* _Exercise_
Repeat the records below exactly, leaving out any pictures.

◇ ◇ ◇ ◇ ◇

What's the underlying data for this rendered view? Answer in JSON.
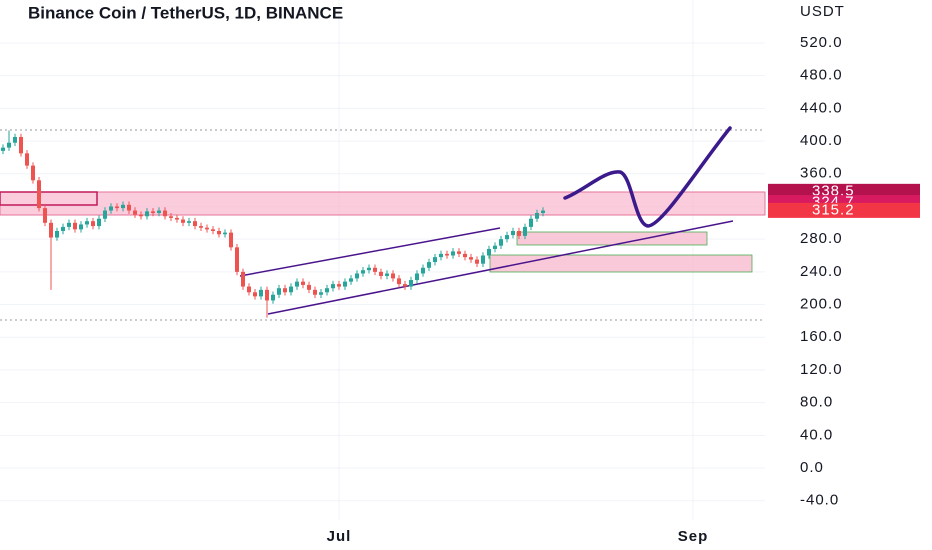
{
  "chart_data": {
    "type": "candlestick",
    "title": "Binance Coin / TetherUS, 1D, BINANCE",
    "unit": "USDT",
    "up_color": "#26a69a",
    "down_color": "#ef5350",
    "grid": true,
    "xlim": [
      -0.5,
      127
    ],
    "ylim": [
      -63.6,
      572.6
    ],
    "xticks": [
      {
        "value": 56,
        "label": "Jul"
      },
      {
        "value": 115,
        "label": "Sep"
      }
    ],
    "yticks": [
      {
        "value": -40,
        "label": "-40.0"
      },
      {
        "value": 0,
        "label": "0.0"
      },
      {
        "value": 40,
        "label": "40.0"
      },
      {
        "value": 80,
        "label": "80.0"
      },
      {
        "value": 120,
        "label": "120.0"
      },
      {
        "value": 160,
        "label": "160.0"
      },
      {
        "value": 200,
        "label": "200.0"
      },
      {
        "value": 240,
        "label": "240.0"
      },
      {
        "value": 280,
        "label": "280.0"
      },
      {
        "value": 320,
        "label": "320.0"
      },
      {
        "value": 360,
        "label": "360.0"
      },
      {
        "value": 400,
        "label": "400.0"
      },
      {
        "value": 440,
        "label": "440.0"
      },
      {
        "value": 480,
        "label": "480.0"
      },
      {
        "value": 520,
        "label": "520.0"
      }
    ],
    "price_labels": [
      {
        "value": 338.5,
        "color": "#b3124d"
      },
      {
        "value": 324.7,
        "color": "#d81b60"
      },
      {
        "value": 315.2,
        "color": "#f23645"
      }
    ],
    "open": [
      388,
      392,
      398,
      405,
      385,
      370,
      352,
      318,
      300,
      282,
      290,
      295,
      300,
      292,
      298,
      302,
      296,
      305,
      315,
      320,
      318,
      322,
      315,
      310,
      308,
      314,
      312,
      315,
      308,
      306,
      304,
      300,
      302,
      296,
      294,
      292,
      290,
      286,
      288,
      270,
      240,
      222,
      215,
      210,
      218,
      205,
      212,
      220,
      215,
      222,
      228,
      224,
      218,
      212,
      215,
      220,
      225,
      222,
      228,
      232,
      238,
      242,
      245,
      240,
      235,
      238,
      232,
      225,
      222,
      230,
      238,
      245,
      252,
      258,
      262,
      260,
      265,
      262,
      258,
      255,
      250,
      260,
      268,
      272,
      280,
      285,
      290,
      284,
      295,
      305,
      312
    ],
    "high": [
      396,
      413,
      409,
      409,
      389,
      374,
      356,
      322,
      304,
      294,
      299,
      304,
      304,
      302,
      306,
      306,
      309,
      319,
      324,
      324,
      326,
      326,
      319,
      314,
      318,
      318,
      319,
      319,
      312,
      310,
      308,
      306,
      306,
      300,
      298,
      296,
      294,
      292,
      292,
      274,
      244,
      226,
      219,
      222,
      222,
      216,
      224,
      224,
      226,
      232,
      232,
      228,
      222,
      219,
      224,
      229,
      229,
      232,
      236,
      242,
      246,
      249,
      249,
      244,
      242,
      242,
      236,
      229,
      234,
      242,
      249,
      256,
      262,
      266,
      266,
      269,
      269,
      266,
      262,
      259,
      264,
      272,
      276,
      284,
      289,
      294,
      294,
      299,
      309,
      316,
      319
    ],
    "low": [
      384,
      388,
      394,
      381,
      366,
      348,
      314,
      296,
      218,
      278,
      286,
      291,
      288,
      288,
      294,
      292,
      292,
      301,
      311,
      314,
      314,
      311,
      306,
      304,
      304,
      308,
      308,
      304,
      302,
      300,
      296,
      296,
      292,
      290,
      288,
      286,
      282,
      282,
      266,
      236,
      218,
      211,
      206,
      206,
      184,
      201,
      208,
      211,
      211,
      218,
      220,
      214,
      208,
      208,
      211,
      216,
      218,
      218,
      224,
      228,
      234,
      238,
      236,
      231,
      231,
      228,
      221,
      218,
      218,
      226,
      234,
      241,
      248,
      254,
      256,
      256,
      258,
      254,
      251,
      246,
      246,
      256,
      264,
      268,
      276,
      281,
      280,
      280,
      291,
      301,
      308
    ],
    "close": [
      392,
      398,
      405,
      385,
      370,
      352,
      318,
      300,
      282,
      290,
      295,
      300,
      292,
      298,
      302,
      296,
      305,
      315,
      320,
      318,
      322,
      315,
      310,
      308,
      314,
      312,
      315,
      308,
      306,
      304,
      300,
      302,
      296,
      294,
      292,
      290,
      286,
      288,
      270,
      240,
      222,
      215,
      210,
      218,
      205,
      212,
      220,
      215,
      222,
      228,
      224,
      218,
      212,
      215,
      220,
      225,
      222,
      228,
      232,
      238,
      242,
      245,
      240,
      235,
      238,
      232,
      225,
      222,
      230,
      238,
      245,
      252,
      258,
      262,
      260,
      265,
      262,
      258,
      255,
      250,
      260,
      268,
      272,
      280,
      285,
      290,
      284,
      295,
      305,
      312,
      315
    ]
  }
}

◇ ◇ ◇ ◇ ◇

* _Solution_
What's the underlying data for this rendered view? Answer in JSON.
{
  "chart_data": {
    "type": "candlestick",
    "title": "Binance Coin / TetherUS, 1D, BINANCE",
    "unit": "USDT",
    "up_color": "#26a69a",
    "down_color": "#ef5350",
    "grid": true,
    "xlim": [
      -0.5,
      127
    ],
    "ylim": [
      -63.6,
      572.6
    ],
    "xticks": [
      {
        "value": 56,
        "label": "Jul"
      },
      {
        "value": 115,
        "label": "Sep"
      }
    ],
    "yticks": [
      {
        "value": -40,
        "label": "-40.0"
      },
      {
        "value": 0,
        "label": "0.0"
      },
      {
        "value": 40,
        "label": "40.0"
      },
      {
        "value": 80,
        "label": "80.0"
      },
      {
        "value": 120,
        "label": "120.0"
      },
      {
        "value": 160,
        "label": "160.0"
      },
      {
        "value": 200,
        "label": "200.0"
      },
      {
        "value": 240,
        "label": "240.0"
      },
      {
        "value": 280,
        "label": "280.0"
      },
      {
        "value": 320,
        "label": "320.0"
      },
      {
        "value": 360,
        "label": "360.0"
      },
      {
        "value": 400,
        "label": "400.0"
      },
      {
        "value": 440,
        "label": "440.0"
      },
      {
        "value": 480,
        "label": "480.0"
      },
      {
        "value": 520,
        "label": "520.0"
      }
    ],
    "price_labels": [
      {
        "value": 338.5,
        "color": "#b3124d"
      },
      {
        "value": 324.7,
        "color": "#d81b60"
      },
      {
        "value": 315.2,
        "color": "#f23645"
      }
    ],
    "open": [
      388,
      392,
      398,
      405,
      385,
      370,
      352,
      318,
      300,
      282,
      290,
      295,
      300,
      292,
      298,
      302,
      296,
      305,
      315,
      320,
      318,
      322,
      315,
      310,
      308,
      314,
      312,
      315,
      308,
      306,
      304,
      300,
      302,
      296,
      294,
      292,
      290,
      286,
      288,
      270,
      240,
      222,
      215,
      210,
      218,
      205,
      212,
      220,
      215,
      222,
      228,
      224,
      218,
      212,
      215,
      220,
      225,
      222,
      228,
      232,
      238,
      242,
      245,
      240,
      235,
      238,
      232,
      225,
      222,
      230,
      238,
      245,
      252,
      258,
      262,
      260,
      265,
      262,
      258,
      255,
      250,
      260,
      268,
      272,
      280,
      285,
      290,
      284,
      295,
      305,
      312
    ],
    "high": [
      396,
      413,
      409,
      409,
      389,
      374,
      356,
      322,
      304,
      294,
      299,
      304,
      304,
      302,
      306,
      306,
      309,
      319,
      324,
      324,
      326,
      326,
      319,
      314,
      318,
      318,
      319,
      319,
      312,
      310,
      308,
      306,
      306,
      300,
      298,
      296,
      294,
      292,
      292,
      274,
      244,
      226,
      219,
      222,
      222,
      216,
      224,
      224,
      226,
      232,
      232,
      228,
      222,
      219,
      224,
      229,
      229,
      232,
      236,
      242,
      246,
      249,
      249,
      244,
      242,
      242,
      236,
      229,
      234,
      242,
      249,
      256,
      262,
      266,
      266,
      269,
      269,
      266,
      262,
      259,
      264,
      272,
      276,
      284,
      289,
      294,
      294,
      299,
      309,
      316,
      319
    ],
    "low": [
      384,
      388,
      394,
      381,
      366,
      348,
      314,
      296,
      218,
      278,
      286,
      291,
      288,
      288,
      294,
      292,
      292,
      301,
      311,
      314,
      314,
      311,
      306,
      304,
      304,
      308,
      308,
      304,
      302,
      300,
      296,
      296,
      292,
      290,
      288,
      286,
      282,
      282,
      266,
      236,
      218,
      211,
      206,
      206,
      184,
      201,
      208,
      211,
      211,
      218,
      220,
      214,
      208,
      208,
      211,
      216,
      218,
      218,
      224,
      228,
      234,
      238,
      236,
      231,
      231,
      228,
      221,
      218,
      218,
      226,
      234,
      241,
      248,
      254,
      256,
      256,
      258,
      254,
      251,
      246,
      246,
      256,
      264,
      268,
      276,
      281,
      280,
      280,
      291,
      301,
      308
    ],
    "close": [
      392,
      398,
      405,
      385,
      370,
      352,
      318,
      300,
      282,
      290,
      295,
      300,
      292,
      298,
      302,
      296,
      305,
      315,
      320,
      318,
      322,
      315,
      310,
      308,
      314,
      312,
      315,
      308,
      306,
      304,
      300,
      302,
      296,
      294,
      292,
      290,
      286,
      288,
      270,
      240,
      222,
      215,
      210,
      218,
      205,
      212,
      220,
      215,
      222,
      228,
      224,
      218,
      212,
      215,
      220,
      225,
      222,
      228,
      232,
      238,
      242,
      245,
      240,
      235,
      238,
      232,
      225,
      222,
      230,
      238,
      245,
      252,
      258,
      262,
      260,
      265,
      262,
      258,
      255,
      250,
      260,
      268,
      272,
      280,
      285,
      290,
      284,
      295,
      305,
      312,
      315
    ]
  }
}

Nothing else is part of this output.